*** Dataset records
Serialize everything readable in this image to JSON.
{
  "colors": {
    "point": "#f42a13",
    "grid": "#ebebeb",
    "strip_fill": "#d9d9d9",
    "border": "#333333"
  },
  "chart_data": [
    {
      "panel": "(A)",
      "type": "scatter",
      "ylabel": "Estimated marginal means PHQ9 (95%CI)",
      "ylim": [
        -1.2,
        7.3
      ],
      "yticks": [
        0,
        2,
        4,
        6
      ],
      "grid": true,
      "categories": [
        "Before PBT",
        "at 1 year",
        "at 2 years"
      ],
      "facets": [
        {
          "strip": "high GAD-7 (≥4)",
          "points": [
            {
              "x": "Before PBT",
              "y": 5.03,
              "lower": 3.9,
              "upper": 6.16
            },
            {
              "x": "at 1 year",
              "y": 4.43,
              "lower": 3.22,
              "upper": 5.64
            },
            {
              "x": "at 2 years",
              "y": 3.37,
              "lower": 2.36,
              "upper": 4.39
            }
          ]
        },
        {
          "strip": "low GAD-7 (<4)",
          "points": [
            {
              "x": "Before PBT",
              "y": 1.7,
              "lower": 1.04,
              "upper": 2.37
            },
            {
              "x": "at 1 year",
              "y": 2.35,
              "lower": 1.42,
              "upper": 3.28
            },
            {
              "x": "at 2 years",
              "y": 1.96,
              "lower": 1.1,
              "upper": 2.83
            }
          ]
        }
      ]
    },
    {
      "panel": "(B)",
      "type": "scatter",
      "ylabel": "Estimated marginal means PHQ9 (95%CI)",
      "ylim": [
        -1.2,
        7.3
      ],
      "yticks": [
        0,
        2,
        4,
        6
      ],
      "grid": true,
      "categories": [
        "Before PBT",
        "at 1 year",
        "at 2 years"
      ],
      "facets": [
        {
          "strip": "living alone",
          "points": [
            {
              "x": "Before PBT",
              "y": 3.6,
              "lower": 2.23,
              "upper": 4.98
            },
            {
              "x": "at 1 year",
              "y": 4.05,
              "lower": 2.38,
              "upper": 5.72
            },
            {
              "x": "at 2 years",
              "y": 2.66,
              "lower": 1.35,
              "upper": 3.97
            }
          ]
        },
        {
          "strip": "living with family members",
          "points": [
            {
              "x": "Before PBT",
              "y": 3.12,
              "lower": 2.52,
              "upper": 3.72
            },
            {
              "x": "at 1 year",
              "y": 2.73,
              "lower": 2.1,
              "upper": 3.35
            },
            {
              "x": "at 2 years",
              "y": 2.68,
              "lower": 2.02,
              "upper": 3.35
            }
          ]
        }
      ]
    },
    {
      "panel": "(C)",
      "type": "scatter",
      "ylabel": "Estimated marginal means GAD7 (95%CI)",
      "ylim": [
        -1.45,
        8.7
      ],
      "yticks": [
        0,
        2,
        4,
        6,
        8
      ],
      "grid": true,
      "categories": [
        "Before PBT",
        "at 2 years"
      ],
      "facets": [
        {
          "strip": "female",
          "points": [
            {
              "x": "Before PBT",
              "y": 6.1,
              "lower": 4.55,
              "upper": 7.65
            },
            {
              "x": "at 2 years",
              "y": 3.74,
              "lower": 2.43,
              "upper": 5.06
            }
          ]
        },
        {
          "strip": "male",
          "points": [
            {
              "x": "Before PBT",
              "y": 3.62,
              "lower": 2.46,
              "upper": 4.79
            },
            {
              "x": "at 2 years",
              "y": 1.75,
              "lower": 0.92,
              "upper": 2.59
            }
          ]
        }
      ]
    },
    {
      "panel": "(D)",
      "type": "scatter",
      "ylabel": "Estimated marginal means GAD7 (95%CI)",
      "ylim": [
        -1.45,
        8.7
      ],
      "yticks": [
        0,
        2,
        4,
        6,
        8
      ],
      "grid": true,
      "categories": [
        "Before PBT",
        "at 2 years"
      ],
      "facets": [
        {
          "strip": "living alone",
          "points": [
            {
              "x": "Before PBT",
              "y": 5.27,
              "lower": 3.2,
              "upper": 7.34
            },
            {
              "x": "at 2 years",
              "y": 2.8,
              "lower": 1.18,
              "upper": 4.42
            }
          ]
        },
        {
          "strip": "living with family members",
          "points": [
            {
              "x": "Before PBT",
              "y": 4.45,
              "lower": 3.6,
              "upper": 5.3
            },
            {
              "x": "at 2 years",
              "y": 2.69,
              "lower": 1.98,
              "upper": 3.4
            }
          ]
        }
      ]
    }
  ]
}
******
- [Task objective] Here, the records must be output exactly and in full.

- [The reply]
Serialize everything readable in this image to JSON.
{
  "colors": {
    "point": "#f42a13",
    "grid": "#ebebeb",
    "strip_fill": "#d9d9d9",
    "border": "#333333"
  },
  "chart_data": [
    {
      "panel": "(A)",
      "type": "scatter",
      "ylabel": "Estimated marginal means PHQ9 (95%CI)",
      "ylim": [
        -1.2,
        7.3
      ],
      "yticks": [
        0,
        2,
        4,
        6
      ],
      "grid": true,
      "categories": [
        "Before PBT",
        "at 1 year",
        "at 2 years"
      ],
      "facets": [
        {
          "strip": "high GAD-7 (≥4)",
          "points": [
            {
              "x": "Before PBT",
              "y": 5.03,
              "lower": 3.9,
              "upper": 6.16
            },
            {
              "x": "at 1 year",
              "y": 4.43,
              "lower": 3.22,
              "upper": 5.64
            },
            {
              "x": "at 2 years",
              "y": 3.37,
              "lower": 2.36,
              "upper": 4.39
            }
          ]
        },
        {
          "strip": "low GAD-7 (<4)",
          "points": [
            {
              "x": "Before PBT",
              "y": 1.7,
              "lower": 1.04,
              "upper": 2.37
            },
            {
              "x": "at 1 year",
              "y": 2.35,
              "lower": 1.42,
              "upper": 3.28
            },
            {
              "x": "at 2 years",
              "y": 1.96,
              "lower": 1.1,
              "upper": 2.83
            }
          ]
        }
      ]
    },
    {
      "panel": "(B)",
      "type": "scatter",
      "ylabel": "Estimated marginal means PHQ9 (95%CI)",
      "ylim": [
        -1.2,
        7.3
      ],
      "yticks": [
        0,
        2,
        4,
        6
      ],
      "grid": true,
      "categories": [
        "Before PBT",
        "at 1 year",
        "at 2 years"
      ],
      "facets": [
        {
          "strip": "living alone",
          "points": [
            {
              "x": "Before PBT",
              "y": 3.6,
              "lower": 2.23,
              "upper": 4.98
            },
            {
              "x": "at 1 year",
              "y": 4.05,
              "lower": 2.38,
              "upper": 5.72
            },
            {
              "x": "at 2 years",
              "y": 2.66,
              "lower": 1.35,
              "upper": 3.97
            }
          ]
        },
        {
          "strip": "living with family members",
          "points": [
            {
              "x": "Before PBT",
              "y": 3.12,
              "lower": 2.52,
              "upper": 3.72
            },
            {
              "x": "at 1 year",
              "y": 2.73,
              "lower": 2.1,
              "upper": 3.35
            },
            {
              "x": "at 2 years",
              "y": 2.68,
              "lower": 2.02,
              "upper": 3.35
            }
          ]
        }
      ]
    },
    {
      "panel": "(C)",
      "type": "scatter",
      "ylabel": "Estimated marginal means GAD7 (95%CI)",
      "ylim": [
        -1.45,
        8.7
      ],
      "yticks": [
        0,
        2,
        4,
        6,
        8
      ],
      "grid": true,
      "categories": [
        "Before PBT",
        "at 2 years"
      ],
      "facets": [
        {
          "strip": "female",
          "points": [
            {
              "x": "Before PBT",
              "y": 6.1,
              "lower": 4.55,
              "upper": 7.65
            },
            {
              "x": "at 2 years",
              "y": 3.74,
              "lower": 2.43,
              "upper": 5.06
            }
          ]
        },
        {
          "strip": "male",
          "points": [
            {
              "x": "Before PBT",
              "y": 3.62,
              "lower": 2.46,
              "upper": 4.79
            },
            {
              "x": "at 2 years",
              "y": 1.75,
              "lower": 0.92,
              "upper": 2.59
            }
          ]
        }
      ]
    },
    {
      "panel": "(D)",
      "type": "scatter",
      "ylabel": "Estimated marginal means GAD7 (95%CI)",
      "ylim": [
        -1.45,
        8.7
      ],
      "yticks": [
        0,
        2,
        4,
        6,
        8
      ],
      "grid": true,
      "categories": [
        "Before PBT",
        "at 2 years"
      ],
      "facets": [
        {
          "strip": "living alone",
          "points": [
            {
              "x": "Before PBT",
              "y": 5.27,
              "lower": 3.2,
              "upper": 7.34
            },
            {
              "x": "at 2 years",
              "y": 2.8,
              "lower": 1.18,
              "upper": 4.42
            }
          ]
        },
        {
          "strip": "living with family members",
          "points": [
            {
              "x": "Before PBT",
              "y": 4.45,
              "lower": 3.6,
              "upper": 5.3
            },
            {
              "x": "at 2 years",
              "y": 2.69,
              "lower": 1.98,
              "upper": 3.4
            }
          ]
        }
      ]
    }
  ]
}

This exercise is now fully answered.